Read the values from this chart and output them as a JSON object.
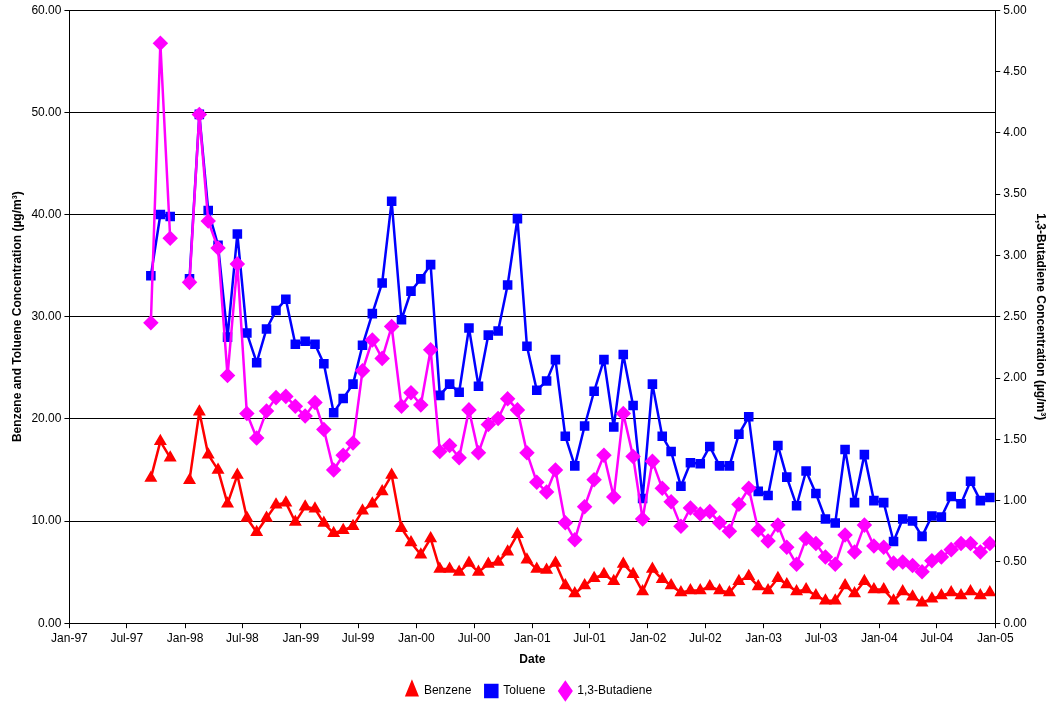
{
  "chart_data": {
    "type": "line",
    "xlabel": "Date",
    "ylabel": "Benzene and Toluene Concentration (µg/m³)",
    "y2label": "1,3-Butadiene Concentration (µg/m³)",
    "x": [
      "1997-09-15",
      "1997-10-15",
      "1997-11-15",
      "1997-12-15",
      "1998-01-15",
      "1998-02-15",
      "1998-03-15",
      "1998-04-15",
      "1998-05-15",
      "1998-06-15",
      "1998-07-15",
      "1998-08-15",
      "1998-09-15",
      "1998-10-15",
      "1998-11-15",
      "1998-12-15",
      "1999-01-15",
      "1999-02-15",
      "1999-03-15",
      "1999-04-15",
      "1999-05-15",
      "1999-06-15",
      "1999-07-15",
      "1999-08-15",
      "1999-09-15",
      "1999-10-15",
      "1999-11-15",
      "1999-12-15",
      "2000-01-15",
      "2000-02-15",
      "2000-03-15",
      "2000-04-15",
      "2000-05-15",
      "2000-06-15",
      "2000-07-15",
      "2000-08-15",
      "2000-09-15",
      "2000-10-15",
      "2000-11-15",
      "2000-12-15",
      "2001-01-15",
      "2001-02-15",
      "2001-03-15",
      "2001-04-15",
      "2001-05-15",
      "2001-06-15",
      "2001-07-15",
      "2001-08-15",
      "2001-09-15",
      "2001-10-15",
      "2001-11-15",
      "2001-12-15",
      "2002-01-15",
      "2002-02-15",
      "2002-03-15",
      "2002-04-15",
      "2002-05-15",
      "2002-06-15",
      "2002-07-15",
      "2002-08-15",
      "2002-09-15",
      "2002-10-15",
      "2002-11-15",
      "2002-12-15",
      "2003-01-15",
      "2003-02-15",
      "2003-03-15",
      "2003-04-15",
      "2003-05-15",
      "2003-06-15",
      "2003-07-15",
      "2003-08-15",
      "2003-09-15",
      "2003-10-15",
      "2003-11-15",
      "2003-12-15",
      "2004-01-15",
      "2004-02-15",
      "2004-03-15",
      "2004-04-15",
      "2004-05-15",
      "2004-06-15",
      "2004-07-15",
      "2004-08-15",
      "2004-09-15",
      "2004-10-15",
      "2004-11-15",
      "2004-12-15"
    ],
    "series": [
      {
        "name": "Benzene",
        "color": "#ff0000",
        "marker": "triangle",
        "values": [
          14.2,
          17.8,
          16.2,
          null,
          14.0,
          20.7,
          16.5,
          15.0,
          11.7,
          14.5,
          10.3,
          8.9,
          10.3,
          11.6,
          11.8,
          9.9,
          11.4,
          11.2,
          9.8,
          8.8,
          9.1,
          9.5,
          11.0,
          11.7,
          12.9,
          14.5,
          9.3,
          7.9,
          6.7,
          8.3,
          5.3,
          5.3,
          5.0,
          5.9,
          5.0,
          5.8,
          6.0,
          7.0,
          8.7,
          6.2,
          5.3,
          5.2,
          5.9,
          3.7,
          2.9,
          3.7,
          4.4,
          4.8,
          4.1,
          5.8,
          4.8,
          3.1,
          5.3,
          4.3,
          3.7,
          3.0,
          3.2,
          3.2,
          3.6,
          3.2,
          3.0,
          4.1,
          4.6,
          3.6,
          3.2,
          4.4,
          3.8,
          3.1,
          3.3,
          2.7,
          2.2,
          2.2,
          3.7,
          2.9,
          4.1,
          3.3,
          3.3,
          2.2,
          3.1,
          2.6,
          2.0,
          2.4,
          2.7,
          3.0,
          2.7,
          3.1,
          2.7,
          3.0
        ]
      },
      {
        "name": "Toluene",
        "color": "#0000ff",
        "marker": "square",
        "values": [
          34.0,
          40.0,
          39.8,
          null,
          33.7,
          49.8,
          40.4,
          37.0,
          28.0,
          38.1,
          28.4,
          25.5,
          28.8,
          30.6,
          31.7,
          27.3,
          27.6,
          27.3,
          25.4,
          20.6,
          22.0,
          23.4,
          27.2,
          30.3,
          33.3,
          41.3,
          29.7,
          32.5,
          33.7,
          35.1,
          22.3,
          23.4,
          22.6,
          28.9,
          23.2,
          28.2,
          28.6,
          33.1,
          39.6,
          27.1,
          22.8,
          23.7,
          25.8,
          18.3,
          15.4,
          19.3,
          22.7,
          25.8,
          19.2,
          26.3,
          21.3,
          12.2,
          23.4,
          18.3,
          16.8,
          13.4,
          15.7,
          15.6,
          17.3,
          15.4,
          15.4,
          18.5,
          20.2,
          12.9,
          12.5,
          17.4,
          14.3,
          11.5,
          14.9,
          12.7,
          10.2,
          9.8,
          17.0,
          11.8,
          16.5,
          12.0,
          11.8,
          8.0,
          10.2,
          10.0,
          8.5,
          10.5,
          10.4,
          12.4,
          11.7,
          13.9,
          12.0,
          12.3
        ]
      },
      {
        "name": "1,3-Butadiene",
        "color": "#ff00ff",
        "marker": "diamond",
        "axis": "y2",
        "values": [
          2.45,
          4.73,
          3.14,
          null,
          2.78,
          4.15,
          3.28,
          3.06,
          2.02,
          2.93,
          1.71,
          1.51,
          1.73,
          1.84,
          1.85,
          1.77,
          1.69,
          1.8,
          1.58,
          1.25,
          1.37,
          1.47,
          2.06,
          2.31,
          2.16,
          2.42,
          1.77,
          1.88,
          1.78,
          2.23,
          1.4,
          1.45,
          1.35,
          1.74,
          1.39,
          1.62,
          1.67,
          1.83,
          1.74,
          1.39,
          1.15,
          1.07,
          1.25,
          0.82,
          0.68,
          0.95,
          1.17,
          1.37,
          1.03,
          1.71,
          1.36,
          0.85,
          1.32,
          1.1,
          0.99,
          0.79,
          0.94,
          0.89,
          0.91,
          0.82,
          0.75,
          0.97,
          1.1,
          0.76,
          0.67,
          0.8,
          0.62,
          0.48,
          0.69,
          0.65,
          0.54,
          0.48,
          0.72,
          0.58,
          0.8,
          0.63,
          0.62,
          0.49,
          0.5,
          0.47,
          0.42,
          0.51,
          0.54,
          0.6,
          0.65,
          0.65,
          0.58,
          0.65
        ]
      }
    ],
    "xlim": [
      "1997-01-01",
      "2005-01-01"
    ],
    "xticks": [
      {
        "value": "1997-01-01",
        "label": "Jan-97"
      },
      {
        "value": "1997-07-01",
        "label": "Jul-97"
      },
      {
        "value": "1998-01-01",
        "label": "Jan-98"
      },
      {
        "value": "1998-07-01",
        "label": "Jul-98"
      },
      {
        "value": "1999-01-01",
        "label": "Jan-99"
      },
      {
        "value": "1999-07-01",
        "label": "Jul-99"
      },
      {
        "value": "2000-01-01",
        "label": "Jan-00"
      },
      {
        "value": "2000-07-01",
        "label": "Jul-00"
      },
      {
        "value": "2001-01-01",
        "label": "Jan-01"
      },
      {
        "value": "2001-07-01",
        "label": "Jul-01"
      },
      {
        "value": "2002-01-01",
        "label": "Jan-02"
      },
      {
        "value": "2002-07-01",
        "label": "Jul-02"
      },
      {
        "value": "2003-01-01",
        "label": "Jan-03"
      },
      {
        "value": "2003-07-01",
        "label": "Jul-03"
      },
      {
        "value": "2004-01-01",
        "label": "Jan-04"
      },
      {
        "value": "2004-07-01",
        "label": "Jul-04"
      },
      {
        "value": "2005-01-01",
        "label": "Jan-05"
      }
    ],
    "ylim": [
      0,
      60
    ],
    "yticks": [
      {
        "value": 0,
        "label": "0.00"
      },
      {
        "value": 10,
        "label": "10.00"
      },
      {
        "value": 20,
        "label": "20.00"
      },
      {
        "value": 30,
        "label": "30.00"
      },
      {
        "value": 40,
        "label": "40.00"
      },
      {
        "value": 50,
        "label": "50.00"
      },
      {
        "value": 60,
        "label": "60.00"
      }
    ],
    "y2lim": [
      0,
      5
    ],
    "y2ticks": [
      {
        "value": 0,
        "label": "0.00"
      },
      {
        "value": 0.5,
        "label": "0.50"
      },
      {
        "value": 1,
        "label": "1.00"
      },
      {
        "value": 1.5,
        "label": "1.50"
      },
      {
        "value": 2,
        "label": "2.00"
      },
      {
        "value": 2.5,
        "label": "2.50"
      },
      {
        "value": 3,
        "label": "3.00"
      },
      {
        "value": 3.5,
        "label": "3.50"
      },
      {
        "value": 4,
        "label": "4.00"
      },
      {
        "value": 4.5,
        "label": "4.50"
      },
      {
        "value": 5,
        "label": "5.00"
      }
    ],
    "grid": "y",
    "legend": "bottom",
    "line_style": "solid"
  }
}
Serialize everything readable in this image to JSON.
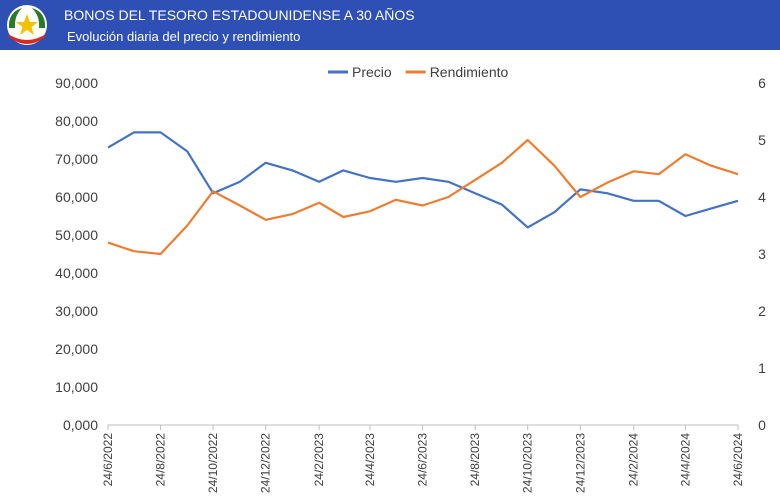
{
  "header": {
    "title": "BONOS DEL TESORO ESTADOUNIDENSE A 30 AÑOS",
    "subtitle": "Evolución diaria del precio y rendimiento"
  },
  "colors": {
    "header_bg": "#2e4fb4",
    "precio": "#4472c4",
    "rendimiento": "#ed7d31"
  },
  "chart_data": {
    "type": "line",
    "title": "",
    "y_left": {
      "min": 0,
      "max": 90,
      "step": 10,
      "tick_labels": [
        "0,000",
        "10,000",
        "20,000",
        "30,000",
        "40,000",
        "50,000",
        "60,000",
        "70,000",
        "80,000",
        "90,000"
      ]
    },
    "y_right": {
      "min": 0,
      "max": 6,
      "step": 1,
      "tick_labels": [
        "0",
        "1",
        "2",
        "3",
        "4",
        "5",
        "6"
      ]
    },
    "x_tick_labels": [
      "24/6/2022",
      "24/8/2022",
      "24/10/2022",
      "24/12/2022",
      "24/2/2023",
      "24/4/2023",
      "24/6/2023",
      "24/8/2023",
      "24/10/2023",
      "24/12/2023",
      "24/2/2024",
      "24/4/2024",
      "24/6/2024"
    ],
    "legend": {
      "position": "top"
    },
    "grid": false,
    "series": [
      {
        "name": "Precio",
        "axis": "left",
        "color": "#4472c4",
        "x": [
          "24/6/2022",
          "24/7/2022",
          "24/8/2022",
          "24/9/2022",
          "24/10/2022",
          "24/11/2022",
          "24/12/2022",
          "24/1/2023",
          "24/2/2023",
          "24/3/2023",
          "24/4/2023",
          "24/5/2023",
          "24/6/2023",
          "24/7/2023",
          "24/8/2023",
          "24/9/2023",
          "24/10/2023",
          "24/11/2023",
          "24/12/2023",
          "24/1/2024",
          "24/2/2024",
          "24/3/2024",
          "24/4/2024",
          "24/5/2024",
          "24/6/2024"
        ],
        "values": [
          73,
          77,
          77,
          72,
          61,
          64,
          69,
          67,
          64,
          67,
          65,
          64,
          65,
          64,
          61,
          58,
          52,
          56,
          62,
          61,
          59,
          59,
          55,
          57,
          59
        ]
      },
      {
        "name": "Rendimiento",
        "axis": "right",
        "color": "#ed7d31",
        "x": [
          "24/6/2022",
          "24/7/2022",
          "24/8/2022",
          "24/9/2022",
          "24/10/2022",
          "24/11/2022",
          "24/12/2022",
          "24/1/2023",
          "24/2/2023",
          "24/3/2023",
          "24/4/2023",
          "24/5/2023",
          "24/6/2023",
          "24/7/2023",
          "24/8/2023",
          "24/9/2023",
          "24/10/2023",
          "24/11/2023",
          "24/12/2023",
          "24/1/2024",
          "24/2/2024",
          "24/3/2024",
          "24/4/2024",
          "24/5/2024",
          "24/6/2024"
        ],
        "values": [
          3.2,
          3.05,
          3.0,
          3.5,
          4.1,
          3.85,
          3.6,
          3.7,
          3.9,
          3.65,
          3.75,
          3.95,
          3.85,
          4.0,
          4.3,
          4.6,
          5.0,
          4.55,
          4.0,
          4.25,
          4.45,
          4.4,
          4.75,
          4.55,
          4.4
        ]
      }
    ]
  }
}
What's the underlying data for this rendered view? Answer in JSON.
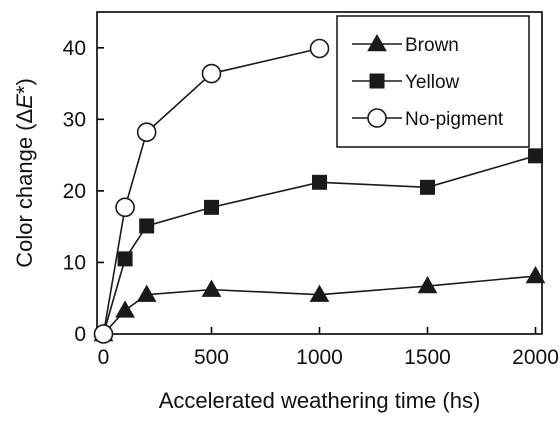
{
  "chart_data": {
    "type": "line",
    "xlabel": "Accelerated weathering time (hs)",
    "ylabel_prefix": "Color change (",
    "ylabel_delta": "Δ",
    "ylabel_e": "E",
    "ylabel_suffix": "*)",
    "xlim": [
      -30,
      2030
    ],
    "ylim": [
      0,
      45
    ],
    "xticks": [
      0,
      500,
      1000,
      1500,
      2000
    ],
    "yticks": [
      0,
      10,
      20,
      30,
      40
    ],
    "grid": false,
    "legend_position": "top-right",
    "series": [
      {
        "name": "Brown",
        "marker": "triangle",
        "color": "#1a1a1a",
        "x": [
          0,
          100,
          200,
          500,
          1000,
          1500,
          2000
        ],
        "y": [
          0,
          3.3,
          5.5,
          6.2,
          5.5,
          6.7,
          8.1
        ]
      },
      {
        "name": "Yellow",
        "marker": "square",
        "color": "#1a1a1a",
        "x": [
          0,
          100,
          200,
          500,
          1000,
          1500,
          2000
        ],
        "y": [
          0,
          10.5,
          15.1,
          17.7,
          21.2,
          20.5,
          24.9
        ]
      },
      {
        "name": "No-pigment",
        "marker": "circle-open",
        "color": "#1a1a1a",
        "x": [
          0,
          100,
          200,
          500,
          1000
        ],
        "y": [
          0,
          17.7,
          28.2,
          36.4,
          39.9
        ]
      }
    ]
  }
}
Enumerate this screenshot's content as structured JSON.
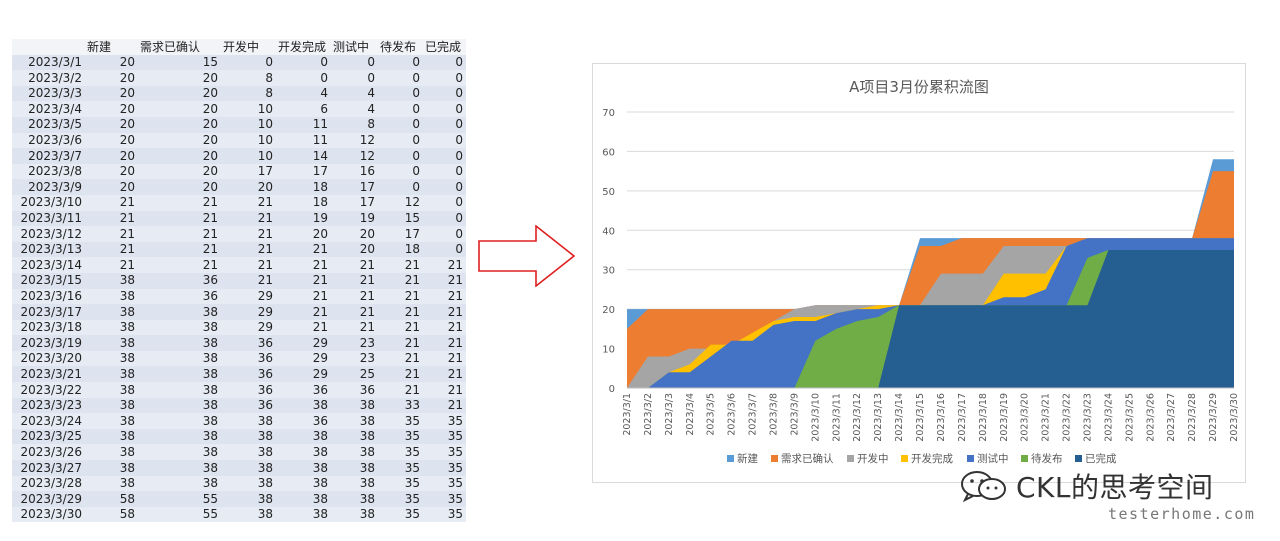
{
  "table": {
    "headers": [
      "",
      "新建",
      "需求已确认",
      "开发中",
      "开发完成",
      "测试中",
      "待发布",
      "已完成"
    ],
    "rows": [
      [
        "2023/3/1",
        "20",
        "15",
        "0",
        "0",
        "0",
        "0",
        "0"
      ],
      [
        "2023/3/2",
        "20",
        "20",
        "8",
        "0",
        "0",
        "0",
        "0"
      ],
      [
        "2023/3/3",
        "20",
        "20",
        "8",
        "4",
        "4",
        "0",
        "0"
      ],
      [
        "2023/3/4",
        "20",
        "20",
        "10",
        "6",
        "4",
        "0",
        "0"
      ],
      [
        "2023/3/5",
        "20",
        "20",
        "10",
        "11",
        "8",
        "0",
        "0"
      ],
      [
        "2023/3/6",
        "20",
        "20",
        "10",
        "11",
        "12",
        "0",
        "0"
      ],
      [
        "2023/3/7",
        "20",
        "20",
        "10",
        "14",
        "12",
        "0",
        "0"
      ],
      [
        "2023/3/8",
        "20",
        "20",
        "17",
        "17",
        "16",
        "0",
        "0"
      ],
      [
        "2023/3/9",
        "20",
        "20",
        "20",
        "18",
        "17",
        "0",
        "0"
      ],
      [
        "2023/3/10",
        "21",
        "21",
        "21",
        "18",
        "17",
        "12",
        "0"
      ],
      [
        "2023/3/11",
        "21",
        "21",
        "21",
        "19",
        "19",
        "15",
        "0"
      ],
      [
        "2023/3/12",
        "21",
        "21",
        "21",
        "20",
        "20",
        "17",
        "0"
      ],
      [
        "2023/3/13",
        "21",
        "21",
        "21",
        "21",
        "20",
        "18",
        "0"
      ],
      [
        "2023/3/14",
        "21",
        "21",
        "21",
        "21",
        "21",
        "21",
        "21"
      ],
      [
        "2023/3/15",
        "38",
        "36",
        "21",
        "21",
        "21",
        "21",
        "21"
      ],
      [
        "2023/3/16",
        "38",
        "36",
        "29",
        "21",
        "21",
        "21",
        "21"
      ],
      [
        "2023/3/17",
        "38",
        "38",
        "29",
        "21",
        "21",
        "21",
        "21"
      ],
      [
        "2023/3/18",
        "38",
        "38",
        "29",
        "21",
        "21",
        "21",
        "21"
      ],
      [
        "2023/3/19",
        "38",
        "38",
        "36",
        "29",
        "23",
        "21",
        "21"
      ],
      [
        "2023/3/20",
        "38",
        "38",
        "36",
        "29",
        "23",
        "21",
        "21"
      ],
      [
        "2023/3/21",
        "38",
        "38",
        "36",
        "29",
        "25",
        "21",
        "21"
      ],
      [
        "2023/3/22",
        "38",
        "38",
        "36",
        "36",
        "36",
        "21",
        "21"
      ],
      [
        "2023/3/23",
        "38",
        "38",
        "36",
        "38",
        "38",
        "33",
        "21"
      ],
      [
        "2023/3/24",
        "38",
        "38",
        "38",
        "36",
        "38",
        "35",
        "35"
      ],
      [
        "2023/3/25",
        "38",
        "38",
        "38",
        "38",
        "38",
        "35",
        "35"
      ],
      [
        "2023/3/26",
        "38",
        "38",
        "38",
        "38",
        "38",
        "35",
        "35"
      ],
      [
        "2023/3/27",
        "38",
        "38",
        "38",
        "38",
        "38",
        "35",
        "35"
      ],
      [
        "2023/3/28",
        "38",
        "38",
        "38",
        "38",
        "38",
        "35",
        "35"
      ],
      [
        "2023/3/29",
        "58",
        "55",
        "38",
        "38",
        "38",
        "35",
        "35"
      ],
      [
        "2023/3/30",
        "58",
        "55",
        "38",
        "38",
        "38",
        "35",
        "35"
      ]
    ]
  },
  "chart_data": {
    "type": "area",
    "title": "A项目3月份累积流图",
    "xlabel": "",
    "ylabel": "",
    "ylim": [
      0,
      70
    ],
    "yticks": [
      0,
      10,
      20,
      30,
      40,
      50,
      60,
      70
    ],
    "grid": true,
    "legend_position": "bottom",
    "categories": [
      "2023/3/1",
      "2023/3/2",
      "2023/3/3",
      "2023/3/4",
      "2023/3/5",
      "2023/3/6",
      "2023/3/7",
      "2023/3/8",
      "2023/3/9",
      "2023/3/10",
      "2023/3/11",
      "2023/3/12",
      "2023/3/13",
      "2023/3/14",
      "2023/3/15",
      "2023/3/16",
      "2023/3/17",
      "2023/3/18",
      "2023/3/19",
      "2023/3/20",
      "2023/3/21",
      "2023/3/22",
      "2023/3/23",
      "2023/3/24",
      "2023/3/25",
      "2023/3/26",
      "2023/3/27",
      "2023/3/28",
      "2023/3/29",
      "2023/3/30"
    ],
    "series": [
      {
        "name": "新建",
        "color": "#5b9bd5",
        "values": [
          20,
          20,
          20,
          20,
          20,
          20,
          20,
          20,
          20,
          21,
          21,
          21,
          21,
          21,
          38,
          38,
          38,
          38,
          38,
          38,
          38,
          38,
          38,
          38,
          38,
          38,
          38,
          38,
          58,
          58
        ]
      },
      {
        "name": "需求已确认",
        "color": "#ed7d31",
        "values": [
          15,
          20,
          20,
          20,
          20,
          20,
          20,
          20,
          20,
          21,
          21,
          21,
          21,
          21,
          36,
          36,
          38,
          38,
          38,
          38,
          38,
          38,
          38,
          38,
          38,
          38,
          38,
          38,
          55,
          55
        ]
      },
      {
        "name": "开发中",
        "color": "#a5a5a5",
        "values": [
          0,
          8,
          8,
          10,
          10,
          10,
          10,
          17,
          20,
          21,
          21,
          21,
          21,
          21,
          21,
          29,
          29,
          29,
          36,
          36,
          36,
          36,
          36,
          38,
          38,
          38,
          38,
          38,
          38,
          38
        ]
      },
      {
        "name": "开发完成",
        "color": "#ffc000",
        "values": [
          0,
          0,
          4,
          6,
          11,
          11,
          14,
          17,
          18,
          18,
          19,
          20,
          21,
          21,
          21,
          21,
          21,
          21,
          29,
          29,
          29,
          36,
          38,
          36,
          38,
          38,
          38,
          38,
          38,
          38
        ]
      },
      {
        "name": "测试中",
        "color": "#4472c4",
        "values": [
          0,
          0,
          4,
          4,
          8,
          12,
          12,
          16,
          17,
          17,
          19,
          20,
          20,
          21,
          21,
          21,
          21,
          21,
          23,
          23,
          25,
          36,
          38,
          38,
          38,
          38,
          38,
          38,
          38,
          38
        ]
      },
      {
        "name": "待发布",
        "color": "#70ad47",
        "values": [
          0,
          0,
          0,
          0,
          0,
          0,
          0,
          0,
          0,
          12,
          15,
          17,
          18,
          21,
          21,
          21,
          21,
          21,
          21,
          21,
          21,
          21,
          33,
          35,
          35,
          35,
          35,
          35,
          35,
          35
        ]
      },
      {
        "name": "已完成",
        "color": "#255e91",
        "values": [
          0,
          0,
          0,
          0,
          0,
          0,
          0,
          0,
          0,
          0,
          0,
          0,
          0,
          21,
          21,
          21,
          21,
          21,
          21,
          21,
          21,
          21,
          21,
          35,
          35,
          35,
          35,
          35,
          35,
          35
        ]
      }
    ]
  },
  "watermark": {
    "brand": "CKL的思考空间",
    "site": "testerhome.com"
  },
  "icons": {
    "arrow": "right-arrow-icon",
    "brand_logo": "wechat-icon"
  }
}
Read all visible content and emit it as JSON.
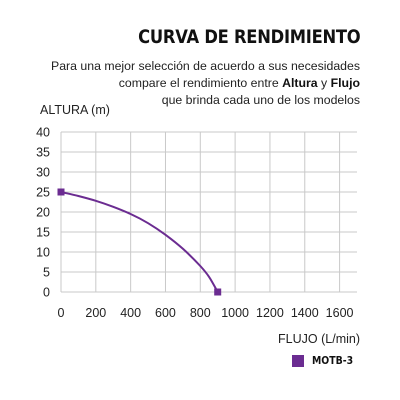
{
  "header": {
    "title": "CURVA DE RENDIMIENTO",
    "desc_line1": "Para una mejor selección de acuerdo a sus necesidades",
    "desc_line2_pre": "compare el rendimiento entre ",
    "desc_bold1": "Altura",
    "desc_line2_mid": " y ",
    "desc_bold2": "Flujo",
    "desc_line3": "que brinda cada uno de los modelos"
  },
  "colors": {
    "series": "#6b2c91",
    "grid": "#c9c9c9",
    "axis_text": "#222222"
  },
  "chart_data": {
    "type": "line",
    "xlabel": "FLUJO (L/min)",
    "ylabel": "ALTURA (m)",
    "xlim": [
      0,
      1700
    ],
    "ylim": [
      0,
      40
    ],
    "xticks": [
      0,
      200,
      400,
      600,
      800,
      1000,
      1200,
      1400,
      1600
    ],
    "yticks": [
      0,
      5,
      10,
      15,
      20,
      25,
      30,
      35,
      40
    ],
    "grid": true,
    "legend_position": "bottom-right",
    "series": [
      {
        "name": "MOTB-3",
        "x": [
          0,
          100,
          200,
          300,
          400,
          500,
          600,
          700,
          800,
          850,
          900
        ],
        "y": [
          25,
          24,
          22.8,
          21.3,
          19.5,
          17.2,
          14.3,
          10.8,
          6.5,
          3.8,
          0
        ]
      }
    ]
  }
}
--*--
*Problem to work on*
Track down every line holding the string "content" and copy it.

*Answer to the problem*
Enumerate this screenshot's content as structured JSON.
Read all visible content and emit it as JSON.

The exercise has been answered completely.